> **Data items**
◇ ◇ ◇ ◇ ◇ ◇ ◇
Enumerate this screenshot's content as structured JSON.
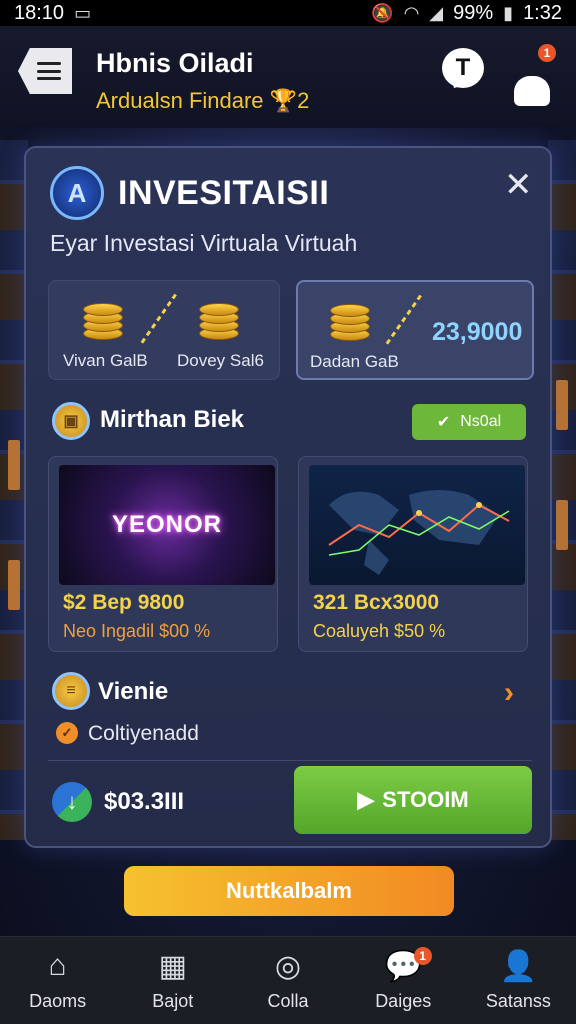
{
  "status_bar": {
    "time_left": "18:10",
    "battery": "99%",
    "time_right": "1:32"
  },
  "header": {
    "title": "Hbnis Oiladi",
    "subtitle": "Ardualsn Findare",
    "subtitle_badge": "🏆2",
    "chat_icon_glyph": "T",
    "notification_count": "1"
  },
  "card": {
    "title": "INVESITAISII",
    "description": "Eyar Investasi Virtuala Virtuah",
    "close_glyph": "✕",
    "stats": {
      "box1_label_left": "Vivan GalB",
      "box1_label_right": "Dovey Sal6",
      "box2_label": "Dadan GaB",
      "box2_value": "23,9000"
    },
    "section": {
      "title": "Mirthan Biek",
      "check_label": "Ns0al",
      "check_glyph": "✔"
    },
    "investments": [
      {
        "image_label": "YEONOR",
        "title": "$2 Bep 9800",
        "subtitle": "Neo Ingadil $00 %"
      },
      {
        "image_label": "",
        "title": "321 Bcx3000",
        "subtitle": "Coaluyeh $50 %"
      }
    ],
    "viewer": {
      "title": "Vienie",
      "chevron": "›",
      "config_text": "Coltiyenadd",
      "config_badge": "✓"
    },
    "wallet": {
      "amount": "$03.3III",
      "button_label": "STOOIM",
      "button_glyph": "▶"
    }
  },
  "cta": {
    "label": "Nuttkalbalm"
  },
  "bottom_nav": [
    {
      "label": "Daoms",
      "icon": "home-icon"
    },
    {
      "label": "Bajot",
      "icon": "bag-icon"
    },
    {
      "label": "Colla",
      "icon": "camera-icon"
    },
    {
      "label": "Daiges",
      "icon": "chat-bubble-icon",
      "badge": "1"
    },
    {
      "label": "Satanss",
      "icon": "person-icon"
    }
  ],
  "colors": {
    "accent_green": "#6db83a",
    "accent_orange": "#f18a23",
    "accent_gold": "#f4d24a",
    "card_bg": "#2a3356"
  }
}
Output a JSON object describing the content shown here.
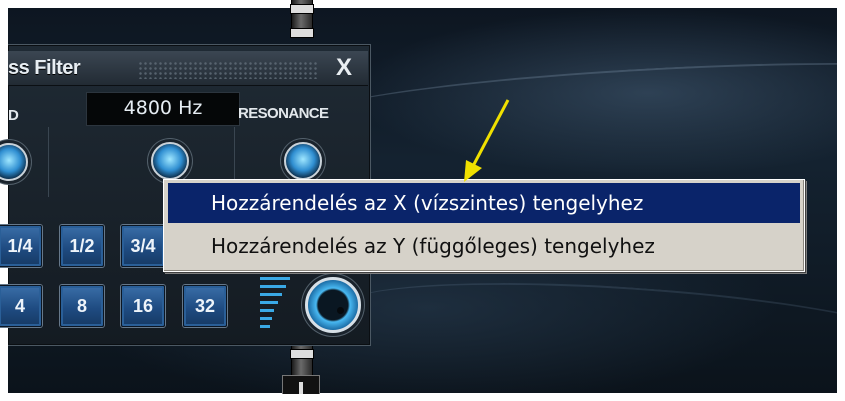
{
  "filter_panel": {
    "title": "ss Filter",
    "close_label": "X",
    "frequency_display": "4800 Hz",
    "left_label": "D",
    "resonance_label": "RESONANCE",
    "buttons_row1": [
      "1/4",
      "1/2",
      "3/4"
    ],
    "buttons_row2": [
      "4",
      "8",
      "16",
      "32"
    ]
  },
  "context_menu": {
    "items": [
      {
        "label": "Hozzárendelés az X (vízszintes) tengelyhez",
        "highlighted": true
      },
      {
        "label": "Hozzárendelés az Y (függőleges) tengelyhez",
        "highlighted": false
      }
    ]
  },
  "colors": {
    "menu_highlight": "#0a246a",
    "menu_background": "#d6d2c9",
    "annotation_arrow": "#f0e000",
    "knob_accent": "#2f8ed1"
  },
  "icons": {
    "close": "close-icon",
    "annotation": "arrow-icon",
    "knob": "knob-icon"
  }
}
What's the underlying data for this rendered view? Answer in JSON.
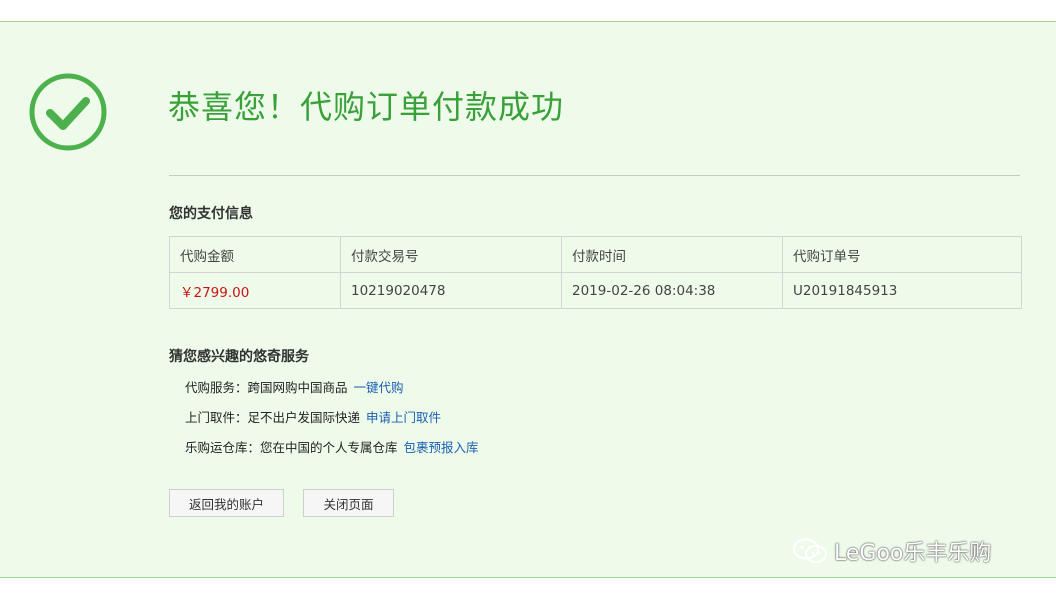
◇ ◇ ◇ ◇ ◇ ◇ ◇
> **What you will do**
Take the entries shown above and quote them verbatim, passing over the pictures.

> **Exercise answer**
Enumerate this screenshot's content as structured JSON.
{
  "status_bar": {
    "time_left": "18:10",
    "battery": "99%",
    "time_right": "1:32"
  },
  "header": {
    "title": "Hbnis Oiladi",
    "subtitle": "Ardualsn Findare",
    "subtitle_badge": "🏆2",
    "chat_icon_glyph": "T",
    "notification_count": "1"
  },
  "card": {
    "title": "INVESITAISII",
    "description": "Eyar Investasi Virtuala Virtuah",
    "close_glyph": "✕",
    "stats": {
      "box1_label_left": "Vivan GalB",
      "box1_label_right": "Dovey Sal6",
      "box2_label": "Dadan GaB",
      "box2_value": "23,9000"
    },
    "section": {
      "title": "Mirthan Biek",
      "check_label": "Ns0al",
      "check_glyph": "✔"
    },
    "investments": [
      {
        "image_label": "YEONOR",
        "title": "$2 Bep 9800",
        "subtitle": "Neo Ingadil $00 %"
      },
      {
        "image_label": "",
        "title": "321 Bcx3000",
        "subtitle": "Coaluyeh $50 %"
      }
    ],
    "viewer": {
      "title": "Vienie",
      "chevron": "›",
      "config_text": "Coltiyenadd",
      "config_badge": "✓"
    },
    "wallet": {
      "amount": "$03.3III",
      "button_label": "STOOIM",
      "button_glyph": "▶"
    }
  },
  "cta": {
    "label": "Nuttkalbalm"
  },
  "bottom_nav": [
    {
      "label": "Daoms",
      "icon": "home-icon"
    },
    {
      "label": "Bajot",
      "icon": "bag-icon"
    },
    {
      "label": "Colla",
      "icon": "camera-icon"
    },
    {
      "label": "Daiges",
      "icon": "chat-bubble-icon",
      "badge": "1"
    },
    {
      "label": "Satanss",
      "icon": "person-icon"
    }
  ],
  "colors": {
    "accent_green": "#6db83a",
    "accent_orange": "#f18a23",
    "accent_gold": "#f4d24a",
    "card_bg": "#2a3356"
  }
}
Output a JSON object describing the content shown here.
{
  "filter_panel": {
    "title": "ss Filter",
    "close_label": "X",
    "frequency_display": "4800 Hz",
    "left_label": "D",
    "resonance_label": "RESONANCE",
    "buttons_row1": [
      "1/4",
      "1/2",
      "3/4"
    ],
    "buttons_row2": [
      "4",
      "8",
      "16",
      "32"
    ]
  },
  "context_menu": {
    "items": [
      {
        "label": "Hozzárendelés az X (vízszintes) tengelyhez",
        "highlighted": true
      },
      {
        "label": "Hozzárendelés az Y (függőleges) tengelyhez",
        "highlighted": false
      }
    ]
  },
  "colors": {
    "menu_highlight": "#0a246a",
    "menu_background": "#d6d2c9",
    "annotation_arrow": "#f0e000",
    "knob_accent": "#2f8ed1"
  },
  "icons": {
    "close": "close-icon",
    "annotation": "arrow-icon",
    "knob": "knob-icon"
  }
}
What's the underlying data for this rendered view? Answer in JSON.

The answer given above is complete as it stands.